** start of DATASET CONTENT **

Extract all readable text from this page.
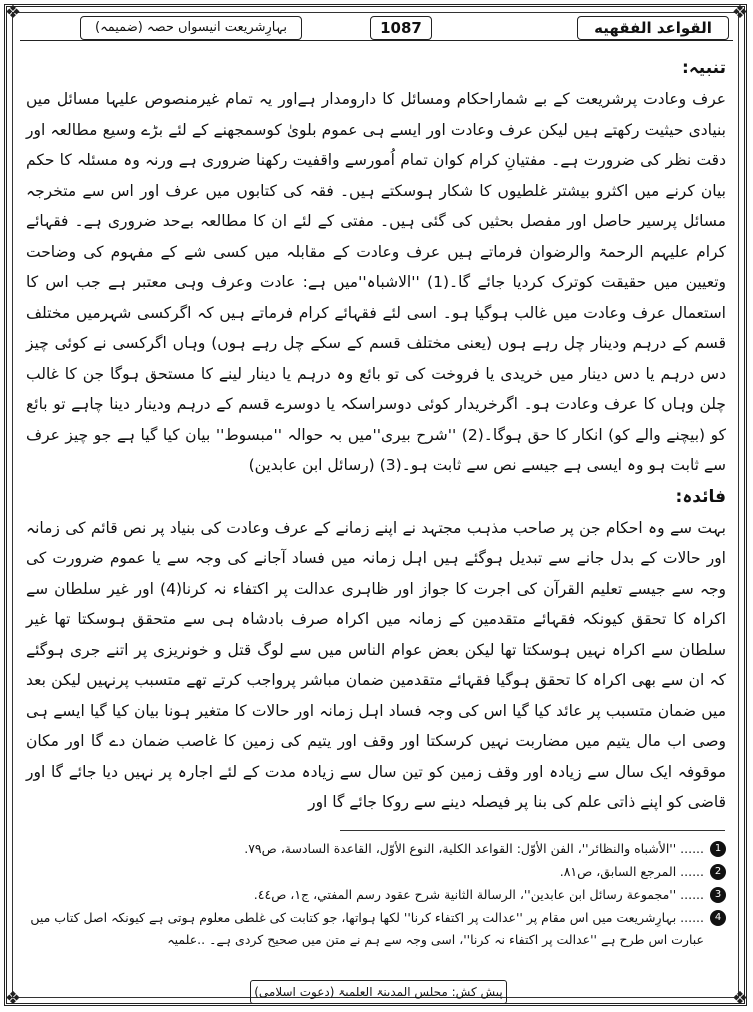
❖	❖
❖	❖
القواعد الفقهيه
1087
بہارِشریعت انیسواں حصہ (ضمیمہ)

تنبیہ:

عرف وعادت پرشریعت کے بے شماراحکام ومسائل کا دارومدار ہےاور یہ تمام غیرمنصوص علیہا مسائل میں بنیادی حیثیت رکھتے ہیں لیکن عرف وعادت اور ایسے ہی عموم بلویٰ کوسمجھنے کے لئے بڑے وسیع مطالعہ اور دقت نظر کی ضرورت ہے۔ مفتیانِ کرام کوان تمام اُمورسے واقفیت رکھنا ضروری ہے ورنہ وہ مسئلہ کا حکم بیان کرنے میں اکثرو بیشتر غلطیوں کا شکار ہوسکتے ہیں۔ فقہ کی کتابوں میں عرف اور اس سے متخرجہ مسائل پرسیر حاصل اور مفصل بحثیں کی گئی ہیں۔ مفتی کے لئے ان کا مطالعہ بےحد ضروری ہے۔ فقہائے کرام علیہم الرحمۃ والرضوان فرماتے ہیں عرف وعادت کے مقابلہ میں کسی شے کے مفہوم کی وضاحت وتعیین میں حقیقت کوترک کردیا جائے گا۔(1) ''الاشباہ''میں ہے: عادت وعرف وہی معتبر ہے جب اس کا استعمال عرف وعادت میں غالب ہوگیا ہو۔ اسی لئے فقہائے کرام فرماتے ہیں کہ اگرکسی شہرمیں مختلف قسم کے درہم ودینار چل رہے ہوں (یعنی مختلف قسم کے سکے چل رہے ہوں) وہاں اگرکسی نے کوئی چیز دس درہم یا دس دینار میں خریدی یا فروخت کی تو بائع وہ درہم یا دینار لینے کا مستحق ہوگا جن کا غالب چلن وہاں کا عرف وعادت ہو۔ اگرخریدار کوئی دوسراسکہ یا دوسرے قسم کے درہم ودینار دینا چاہے تو بائع کو (بیچنے والے کو) انکار کا حق ہوگا۔(2) ''شرح بیری''میں بہ حوالہ ''مبسوط'' بیان کیا گیا ہے جو چیز عرف سے ثابت ہو وہ ایسی ہے جیسے نص سے ثابت ہو۔(3) (رسائل ابن عابدین)

فائدہ:

بہت سے وہ احکام جن پر صاحب مذہب مجتہد نے اپنے زمانے کے عرف وعادت کی بنیاد پر نص قائم کی زمانہ اور حالات کے بدل جانے سے تبدیل ہوگئے ہیں اہل زمانہ میں فساد آجانے کی وجہ سے یا عموم ضرورت کی وجہ سے جیسے تعلیم القرآن کی اجرت کا جواز اور ظاہری عدالت پر اکتفاء نہ کرنا(4) اور غیر سلطان سے اکراہ کا تحقق کیونکہ فقہائے متقدمین کے زمانہ میں اکراہ صرف بادشاہ ہی سے متحقق ہوسکتا تھا غیر سلطان سے اکراہ نہیں ہوسکتا تھا لیکن بعض عوام الناس میں سے لوگ قتل و خونریزی پر اتنے جری ہوگئے کہ ان سے بھی اکراہ کا تحقق ہوگیا فقہائے متقدمین ضمان مباشر پرواجب کرتے تھے متسبب پرنہیں لیکن بعد میں ضمان متسبب پر عائد کیا گیا اس کی وجہ فساد اہل زمانہ اور حالات کا متغیر ہونا بیان کیا گیا ایسے ہی وصی اب مال یتیم میں مضاربت نہیں کرسکتا اور وقف اور یتیم کی زمین کا غاصب ضمان دے گا اور مکان موقوفہ ایک سال سے زیادہ اور وقف زمین کو تین سال سے زیادہ مدت کے لئے اجارہ پر نہیں دیا جائے گا اور قاضی کو اپنے ذاتی علم کی بنا پر فیصلہ دینے سے روکا جائے گا اور

1
...... ''الأشباه والنظائر''، الفن الأوّل: القواعد الكلية، النوع الأوّل، القاعدة السادسة، ص٧٩.
2
...... المرجع السابق، ص٨١.
3
...... ''مجموعة رسائل ابن عابدين''، الرسالة الثانية شرح عقود رسم المفتي، ج١، ص٤٤.
4
...... بہارِشریعت میں اس مقام پر ''عدالت پر اکتفاء کرنا'' لکھا ہواتھا، جو کتابت کی غلطی معلوم ہوتی ہے کیونکہ اصل کتاب میں عبارت اس طرح ہے ''عدالت پر اکتفاء نہ کرنا''، اسی وجہ سے ہم نے متن میں صحیح کردی ہے۔ ..علمیہ
پیش کش: مجلس المدینۃ العلمیۃ (دعوت اسلامی)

** end of DATASET CONTENT **

*DIRECTIONS FOR THIS TASK*. Leave out the pictures and reproduce the rest of the listing exactly.

*EXPECTED ANSWER*.
Extract all readable text from this page.
❖	❖
❖	❖
القواعد الفقهيه
1087
بہارِشریعت انیسواں حصہ (ضمیمہ)

تنبیہ:

عرف وعادت پرشریعت کے بے شماراحکام ومسائل کا دارومدار ہےاور یہ تمام غیرمنصوص علیہا مسائل میں بنیادی حیثیت رکھتے ہیں لیکن عرف وعادت اور ایسے ہی عموم بلویٰ کوسمجھنے کے لئے بڑے وسیع مطالعہ اور دقت نظر کی ضرورت ہے۔ مفتیانِ کرام کوان تمام اُمورسے واقفیت رکھنا ضروری ہے ورنہ وہ مسئلہ کا حکم بیان کرنے میں اکثرو بیشتر غلطیوں کا شکار ہوسکتے ہیں۔ فقہ کی کتابوں میں عرف اور اس سے متخرجہ مسائل پرسیر حاصل اور مفصل بحثیں کی گئی ہیں۔ مفتی کے لئے ان کا مطالعہ بےحد ضروری ہے۔ فقہائے کرام علیہم الرحمۃ والرضوان فرماتے ہیں عرف وعادت کے مقابلہ میں کسی شے کے مفہوم کی وضاحت وتعیین میں حقیقت کوترک کردیا جائے گا۔(1) ''الاشباہ''میں ہے: عادت وعرف وہی معتبر ہے جب اس کا استعمال عرف وعادت میں غالب ہوگیا ہو۔ اسی لئے فقہائے کرام فرماتے ہیں کہ اگرکسی شہرمیں مختلف قسم کے درہم ودینار چل رہے ہوں (یعنی مختلف قسم کے سکے چل رہے ہوں) وہاں اگرکسی نے کوئی چیز دس درہم یا دس دینار میں خریدی یا فروخت کی تو بائع وہ درہم یا دینار لینے کا مستحق ہوگا جن کا غالب چلن وہاں کا عرف وعادت ہو۔ اگرخریدار کوئی دوسراسکہ یا دوسرے قسم کے درہم ودینار دینا چاہے تو بائع کو (بیچنے والے کو) انکار کا حق ہوگا۔(2) ''شرح بیری''میں بہ حوالہ ''مبسوط'' بیان کیا گیا ہے جو چیز عرف سے ثابت ہو وہ ایسی ہے جیسے نص سے ثابت ہو۔(3) (رسائل ابن عابدین)

فائدہ:

بہت سے وہ احکام جن پر صاحب مذہب مجتہد نے اپنے زمانے کے عرف وعادت کی بنیاد پر نص قائم کی زمانہ اور حالات کے بدل جانے سے تبدیل ہوگئے ہیں اہل زمانہ میں فساد آجانے کی وجہ سے یا عموم ضرورت کی وجہ سے جیسے تعلیم القرآن کی اجرت کا جواز اور ظاہری عدالت پر اکتفاء نہ کرنا(4) اور غیر سلطان سے اکراہ کا تحقق کیونکہ فقہائے متقدمین کے زمانہ میں اکراہ صرف بادشاہ ہی سے متحقق ہوسکتا تھا غیر سلطان سے اکراہ نہیں ہوسکتا تھا لیکن بعض عوام الناس میں سے لوگ قتل و خونریزی پر اتنے جری ہوگئے کہ ان سے بھی اکراہ کا تحقق ہوگیا فقہائے متقدمین ضمان مباشر پرواجب کرتے تھے متسبب پرنہیں لیکن بعد میں ضمان متسبب پر عائد کیا گیا اس کی وجہ فساد اہل زمانہ اور حالات کا متغیر ہونا بیان کیا گیا ایسے ہی وصی اب مال یتیم میں مضاربت نہیں کرسکتا اور وقف اور یتیم کی زمین کا غاصب ضمان دے گا اور مکان موقوفہ ایک سال سے زیادہ اور وقف زمین کو تین سال سے زیادہ مدت کے لئے اجارہ پر نہیں دیا جائے گا اور قاضی کو اپنے ذاتی علم کی بنا پر فیصلہ دینے سے روکا جائے گا اور

1
...... ''الأشباه والنظائر''، الفن الأوّل: القواعد الكلية، النوع الأوّل، القاعدة السادسة، ص٧٩.
2
...... المرجع السابق، ص٨١.
3
...... ''مجموعة رسائل ابن عابدين''، الرسالة الثانية شرح عقود رسم المفتي، ج١، ص٤٤.
4
...... بہارِشریعت میں اس مقام پر ''عدالت پر اکتفاء کرنا'' لکھا ہواتھا، جو کتابت کی غلطی معلوم ہوتی ہے کیونکہ اصل کتاب میں عبارت اس طرح ہے ''عدالت پر اکتفاء نہ کرنا''، اسی وجہ سے ہم نے متن میں صحیح کردی ہے۔ ..علمیہ
پیش کش: مجلس المدینۃ العلمیۃ (دعوت اسلامی)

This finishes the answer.